## Exercise
State how many lines of the data file below contain the string "watermark". Give only the number.

## Part of a data file
:::::

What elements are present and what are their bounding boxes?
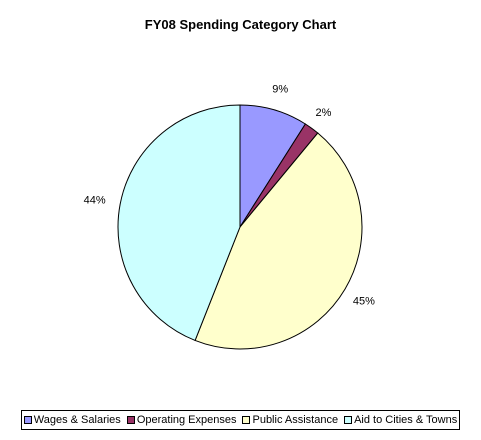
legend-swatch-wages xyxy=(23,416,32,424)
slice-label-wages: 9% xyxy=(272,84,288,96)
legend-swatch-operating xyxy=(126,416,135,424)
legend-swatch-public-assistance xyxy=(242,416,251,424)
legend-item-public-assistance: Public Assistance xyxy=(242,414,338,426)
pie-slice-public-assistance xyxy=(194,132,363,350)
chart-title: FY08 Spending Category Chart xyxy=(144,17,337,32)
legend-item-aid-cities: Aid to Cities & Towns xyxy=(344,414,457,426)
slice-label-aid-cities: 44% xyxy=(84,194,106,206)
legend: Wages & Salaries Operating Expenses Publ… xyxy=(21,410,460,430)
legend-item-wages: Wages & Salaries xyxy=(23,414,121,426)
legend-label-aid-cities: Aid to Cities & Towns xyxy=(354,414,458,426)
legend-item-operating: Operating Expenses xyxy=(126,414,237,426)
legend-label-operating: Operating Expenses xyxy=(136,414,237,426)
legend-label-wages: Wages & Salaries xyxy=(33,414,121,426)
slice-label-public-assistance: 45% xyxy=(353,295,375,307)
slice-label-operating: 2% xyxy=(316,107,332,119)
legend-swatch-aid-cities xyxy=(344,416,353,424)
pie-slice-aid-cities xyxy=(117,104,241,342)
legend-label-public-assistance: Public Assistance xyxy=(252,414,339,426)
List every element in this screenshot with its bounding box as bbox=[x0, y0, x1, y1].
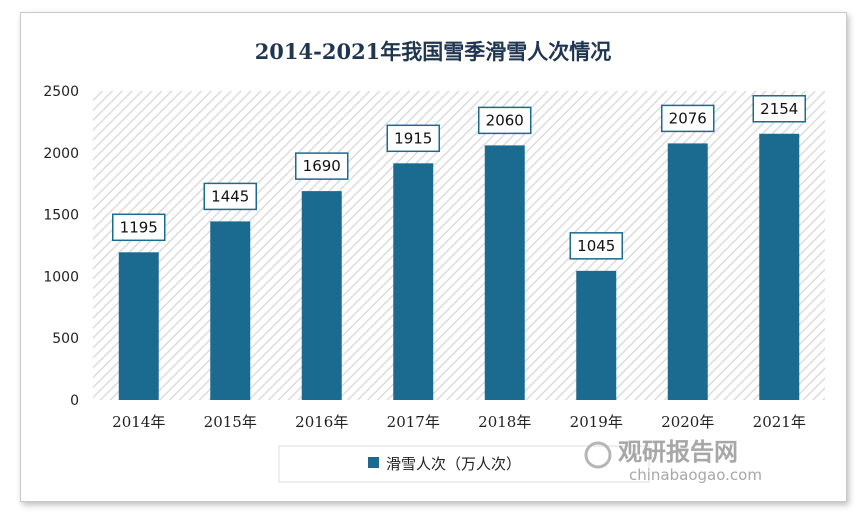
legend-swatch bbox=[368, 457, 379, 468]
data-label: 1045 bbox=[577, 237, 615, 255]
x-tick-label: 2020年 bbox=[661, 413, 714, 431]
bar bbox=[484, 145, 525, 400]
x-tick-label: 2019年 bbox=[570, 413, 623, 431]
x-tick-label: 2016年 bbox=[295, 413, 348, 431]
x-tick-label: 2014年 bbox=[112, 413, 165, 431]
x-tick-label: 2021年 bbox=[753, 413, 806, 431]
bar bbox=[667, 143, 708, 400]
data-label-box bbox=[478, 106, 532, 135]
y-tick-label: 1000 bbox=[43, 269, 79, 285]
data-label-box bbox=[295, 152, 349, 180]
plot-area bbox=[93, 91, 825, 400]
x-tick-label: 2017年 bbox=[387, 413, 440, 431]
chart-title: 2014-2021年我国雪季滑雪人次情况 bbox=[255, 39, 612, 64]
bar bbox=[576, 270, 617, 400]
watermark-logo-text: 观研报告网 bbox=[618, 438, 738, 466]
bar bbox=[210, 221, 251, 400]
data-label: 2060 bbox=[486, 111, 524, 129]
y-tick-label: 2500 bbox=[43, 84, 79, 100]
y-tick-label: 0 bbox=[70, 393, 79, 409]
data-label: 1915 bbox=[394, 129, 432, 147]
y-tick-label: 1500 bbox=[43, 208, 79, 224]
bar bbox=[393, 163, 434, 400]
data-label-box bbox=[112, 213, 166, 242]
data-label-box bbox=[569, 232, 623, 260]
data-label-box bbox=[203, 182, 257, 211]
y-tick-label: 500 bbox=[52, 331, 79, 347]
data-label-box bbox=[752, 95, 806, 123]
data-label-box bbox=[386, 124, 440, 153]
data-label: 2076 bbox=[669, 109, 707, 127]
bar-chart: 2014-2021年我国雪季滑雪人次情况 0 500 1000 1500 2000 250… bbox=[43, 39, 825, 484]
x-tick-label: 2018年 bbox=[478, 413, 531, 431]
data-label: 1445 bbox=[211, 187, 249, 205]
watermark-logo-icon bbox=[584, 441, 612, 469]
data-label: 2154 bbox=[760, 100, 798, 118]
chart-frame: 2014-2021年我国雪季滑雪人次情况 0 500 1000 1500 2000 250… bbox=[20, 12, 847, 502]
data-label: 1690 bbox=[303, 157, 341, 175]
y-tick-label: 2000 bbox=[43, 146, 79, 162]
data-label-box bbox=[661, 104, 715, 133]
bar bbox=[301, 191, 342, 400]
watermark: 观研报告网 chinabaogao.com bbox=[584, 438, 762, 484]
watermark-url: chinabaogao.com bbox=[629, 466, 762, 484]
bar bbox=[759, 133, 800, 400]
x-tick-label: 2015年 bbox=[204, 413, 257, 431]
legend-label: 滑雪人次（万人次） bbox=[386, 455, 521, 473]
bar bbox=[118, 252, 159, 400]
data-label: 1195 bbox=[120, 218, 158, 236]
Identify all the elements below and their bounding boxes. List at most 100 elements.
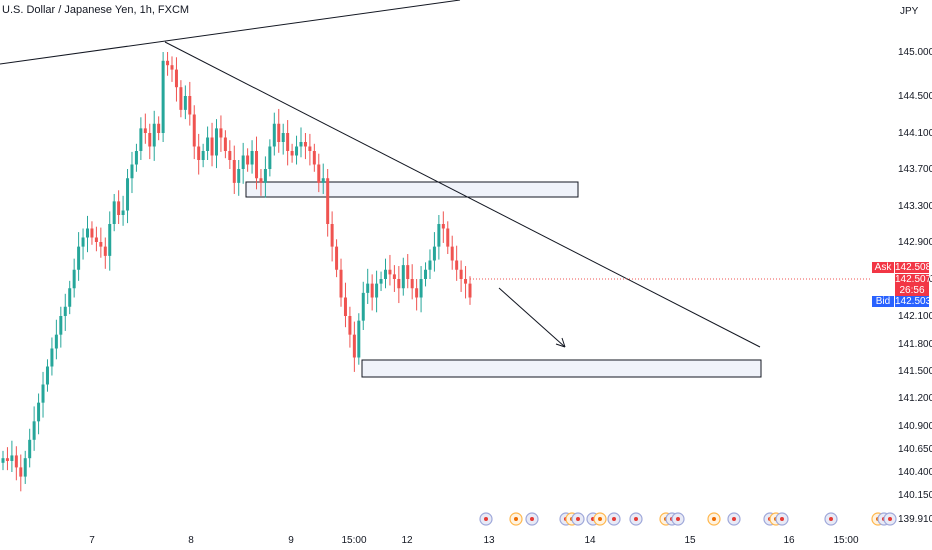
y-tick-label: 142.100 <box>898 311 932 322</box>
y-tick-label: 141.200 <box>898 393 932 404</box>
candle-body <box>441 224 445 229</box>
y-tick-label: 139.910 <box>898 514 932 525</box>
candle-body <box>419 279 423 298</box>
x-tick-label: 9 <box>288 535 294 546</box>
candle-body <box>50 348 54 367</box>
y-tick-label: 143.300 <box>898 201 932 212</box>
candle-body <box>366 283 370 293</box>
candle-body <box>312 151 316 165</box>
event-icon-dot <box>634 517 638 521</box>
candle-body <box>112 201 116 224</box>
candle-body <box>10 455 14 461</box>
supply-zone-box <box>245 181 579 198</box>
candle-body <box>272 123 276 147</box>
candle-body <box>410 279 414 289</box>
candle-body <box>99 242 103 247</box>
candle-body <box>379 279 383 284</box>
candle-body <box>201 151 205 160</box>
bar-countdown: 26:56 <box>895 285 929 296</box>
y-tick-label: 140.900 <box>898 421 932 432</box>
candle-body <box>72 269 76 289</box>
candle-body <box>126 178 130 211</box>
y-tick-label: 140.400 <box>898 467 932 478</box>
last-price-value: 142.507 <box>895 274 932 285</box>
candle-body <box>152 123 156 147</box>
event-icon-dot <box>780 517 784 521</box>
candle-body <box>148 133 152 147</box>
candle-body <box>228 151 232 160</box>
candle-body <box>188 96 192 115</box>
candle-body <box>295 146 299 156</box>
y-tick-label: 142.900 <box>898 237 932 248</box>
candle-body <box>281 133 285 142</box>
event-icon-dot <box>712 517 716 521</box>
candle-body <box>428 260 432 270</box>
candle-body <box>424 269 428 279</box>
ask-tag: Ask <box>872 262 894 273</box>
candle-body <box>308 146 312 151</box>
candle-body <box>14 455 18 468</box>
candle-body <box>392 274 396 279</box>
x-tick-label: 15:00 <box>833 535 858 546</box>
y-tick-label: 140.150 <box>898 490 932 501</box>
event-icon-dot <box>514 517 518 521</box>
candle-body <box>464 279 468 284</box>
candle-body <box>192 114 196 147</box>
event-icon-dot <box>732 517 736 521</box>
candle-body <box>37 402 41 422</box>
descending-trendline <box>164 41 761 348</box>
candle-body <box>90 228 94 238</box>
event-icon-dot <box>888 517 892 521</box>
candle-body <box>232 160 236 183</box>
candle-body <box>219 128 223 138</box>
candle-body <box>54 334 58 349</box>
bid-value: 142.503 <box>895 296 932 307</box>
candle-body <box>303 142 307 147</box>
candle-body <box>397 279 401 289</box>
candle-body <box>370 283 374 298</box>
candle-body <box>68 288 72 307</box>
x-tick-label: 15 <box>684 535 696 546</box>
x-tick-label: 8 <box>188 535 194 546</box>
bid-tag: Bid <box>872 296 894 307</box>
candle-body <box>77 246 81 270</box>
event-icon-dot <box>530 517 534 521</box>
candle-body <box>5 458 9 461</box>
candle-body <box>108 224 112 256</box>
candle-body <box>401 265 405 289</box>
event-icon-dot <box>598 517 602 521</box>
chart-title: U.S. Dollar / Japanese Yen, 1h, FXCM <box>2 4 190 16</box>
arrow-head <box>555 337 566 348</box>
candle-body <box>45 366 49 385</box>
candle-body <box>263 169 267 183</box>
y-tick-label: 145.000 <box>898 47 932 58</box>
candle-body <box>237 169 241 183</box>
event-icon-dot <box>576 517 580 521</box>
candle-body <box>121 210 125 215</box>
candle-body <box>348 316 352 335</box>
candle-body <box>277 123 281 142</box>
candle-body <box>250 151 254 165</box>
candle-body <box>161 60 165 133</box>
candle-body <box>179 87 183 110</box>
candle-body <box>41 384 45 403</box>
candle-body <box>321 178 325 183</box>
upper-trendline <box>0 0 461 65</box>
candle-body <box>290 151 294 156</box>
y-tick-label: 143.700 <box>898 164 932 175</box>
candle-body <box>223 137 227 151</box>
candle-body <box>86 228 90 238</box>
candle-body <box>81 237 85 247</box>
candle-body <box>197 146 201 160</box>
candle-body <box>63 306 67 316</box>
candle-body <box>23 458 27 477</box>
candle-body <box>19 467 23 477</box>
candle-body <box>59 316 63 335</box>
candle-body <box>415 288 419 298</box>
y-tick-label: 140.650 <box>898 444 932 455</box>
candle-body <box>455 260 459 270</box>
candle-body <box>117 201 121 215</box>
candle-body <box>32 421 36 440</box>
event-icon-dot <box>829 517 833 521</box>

:::::

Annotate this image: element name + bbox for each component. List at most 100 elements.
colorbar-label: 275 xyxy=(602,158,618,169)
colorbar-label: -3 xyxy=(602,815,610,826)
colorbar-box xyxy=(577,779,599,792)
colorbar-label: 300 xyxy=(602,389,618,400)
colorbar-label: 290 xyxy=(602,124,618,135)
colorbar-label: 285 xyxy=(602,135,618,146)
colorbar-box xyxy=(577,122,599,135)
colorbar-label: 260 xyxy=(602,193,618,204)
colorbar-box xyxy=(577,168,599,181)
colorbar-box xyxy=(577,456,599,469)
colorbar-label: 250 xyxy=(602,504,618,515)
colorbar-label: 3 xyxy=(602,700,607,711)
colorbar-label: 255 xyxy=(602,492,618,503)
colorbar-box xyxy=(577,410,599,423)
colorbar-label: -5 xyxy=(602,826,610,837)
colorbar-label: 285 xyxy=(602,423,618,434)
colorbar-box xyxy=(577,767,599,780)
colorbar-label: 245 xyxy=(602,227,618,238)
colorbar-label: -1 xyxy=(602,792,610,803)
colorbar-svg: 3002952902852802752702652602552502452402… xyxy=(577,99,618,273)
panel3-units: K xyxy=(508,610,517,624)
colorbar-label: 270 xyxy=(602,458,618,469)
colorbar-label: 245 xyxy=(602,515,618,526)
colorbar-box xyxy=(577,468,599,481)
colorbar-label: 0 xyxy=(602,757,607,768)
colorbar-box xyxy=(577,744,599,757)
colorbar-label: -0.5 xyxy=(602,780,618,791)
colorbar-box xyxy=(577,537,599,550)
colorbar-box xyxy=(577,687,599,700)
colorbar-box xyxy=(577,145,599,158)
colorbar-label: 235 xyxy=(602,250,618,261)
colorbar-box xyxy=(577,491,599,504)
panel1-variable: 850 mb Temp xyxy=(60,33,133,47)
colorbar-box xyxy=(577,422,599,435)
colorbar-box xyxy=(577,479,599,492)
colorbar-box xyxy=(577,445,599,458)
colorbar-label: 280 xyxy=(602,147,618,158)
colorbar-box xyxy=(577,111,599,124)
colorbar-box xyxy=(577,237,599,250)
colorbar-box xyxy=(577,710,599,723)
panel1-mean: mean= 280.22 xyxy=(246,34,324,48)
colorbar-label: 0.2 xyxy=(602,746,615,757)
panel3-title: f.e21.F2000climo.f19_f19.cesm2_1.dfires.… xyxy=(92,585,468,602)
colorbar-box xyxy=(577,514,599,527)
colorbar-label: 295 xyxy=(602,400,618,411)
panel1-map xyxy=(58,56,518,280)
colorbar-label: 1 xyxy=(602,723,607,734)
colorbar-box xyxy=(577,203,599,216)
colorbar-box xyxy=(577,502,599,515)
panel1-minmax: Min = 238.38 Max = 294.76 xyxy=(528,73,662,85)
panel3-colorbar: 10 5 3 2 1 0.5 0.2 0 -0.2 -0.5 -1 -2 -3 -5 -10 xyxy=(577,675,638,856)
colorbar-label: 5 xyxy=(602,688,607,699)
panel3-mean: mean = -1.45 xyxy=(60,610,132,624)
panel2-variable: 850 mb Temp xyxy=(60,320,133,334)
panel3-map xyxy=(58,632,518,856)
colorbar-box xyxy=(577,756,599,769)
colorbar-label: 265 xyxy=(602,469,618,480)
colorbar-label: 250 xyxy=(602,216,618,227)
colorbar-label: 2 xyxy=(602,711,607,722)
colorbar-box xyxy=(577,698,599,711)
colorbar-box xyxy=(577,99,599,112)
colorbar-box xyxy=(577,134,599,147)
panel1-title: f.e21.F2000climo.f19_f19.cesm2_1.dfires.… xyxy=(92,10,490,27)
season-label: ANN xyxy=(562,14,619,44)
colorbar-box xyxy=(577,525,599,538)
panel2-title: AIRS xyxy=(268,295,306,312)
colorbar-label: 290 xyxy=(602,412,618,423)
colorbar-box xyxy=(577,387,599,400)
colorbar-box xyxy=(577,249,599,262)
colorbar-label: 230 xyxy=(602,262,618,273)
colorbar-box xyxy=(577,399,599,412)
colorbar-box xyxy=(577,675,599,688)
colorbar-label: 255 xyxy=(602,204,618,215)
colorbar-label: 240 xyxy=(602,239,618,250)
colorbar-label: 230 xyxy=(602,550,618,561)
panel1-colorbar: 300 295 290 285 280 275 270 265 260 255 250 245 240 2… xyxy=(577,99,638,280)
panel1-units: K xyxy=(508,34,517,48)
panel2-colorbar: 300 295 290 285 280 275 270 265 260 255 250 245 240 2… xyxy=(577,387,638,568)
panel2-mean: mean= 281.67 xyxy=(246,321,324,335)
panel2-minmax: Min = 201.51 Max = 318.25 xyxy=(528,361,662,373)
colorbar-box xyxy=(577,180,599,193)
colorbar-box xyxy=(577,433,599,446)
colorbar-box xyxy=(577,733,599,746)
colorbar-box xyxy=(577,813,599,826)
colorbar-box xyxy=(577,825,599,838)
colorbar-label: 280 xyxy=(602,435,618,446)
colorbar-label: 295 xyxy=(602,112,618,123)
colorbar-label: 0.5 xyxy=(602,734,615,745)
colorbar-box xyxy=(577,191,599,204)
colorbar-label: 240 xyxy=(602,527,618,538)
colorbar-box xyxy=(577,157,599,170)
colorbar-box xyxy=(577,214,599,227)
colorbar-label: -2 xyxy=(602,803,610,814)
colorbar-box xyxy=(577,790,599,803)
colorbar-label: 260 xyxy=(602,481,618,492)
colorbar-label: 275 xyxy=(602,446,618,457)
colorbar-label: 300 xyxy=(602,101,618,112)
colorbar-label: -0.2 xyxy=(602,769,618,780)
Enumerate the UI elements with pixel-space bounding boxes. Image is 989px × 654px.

:::::

## Reply
4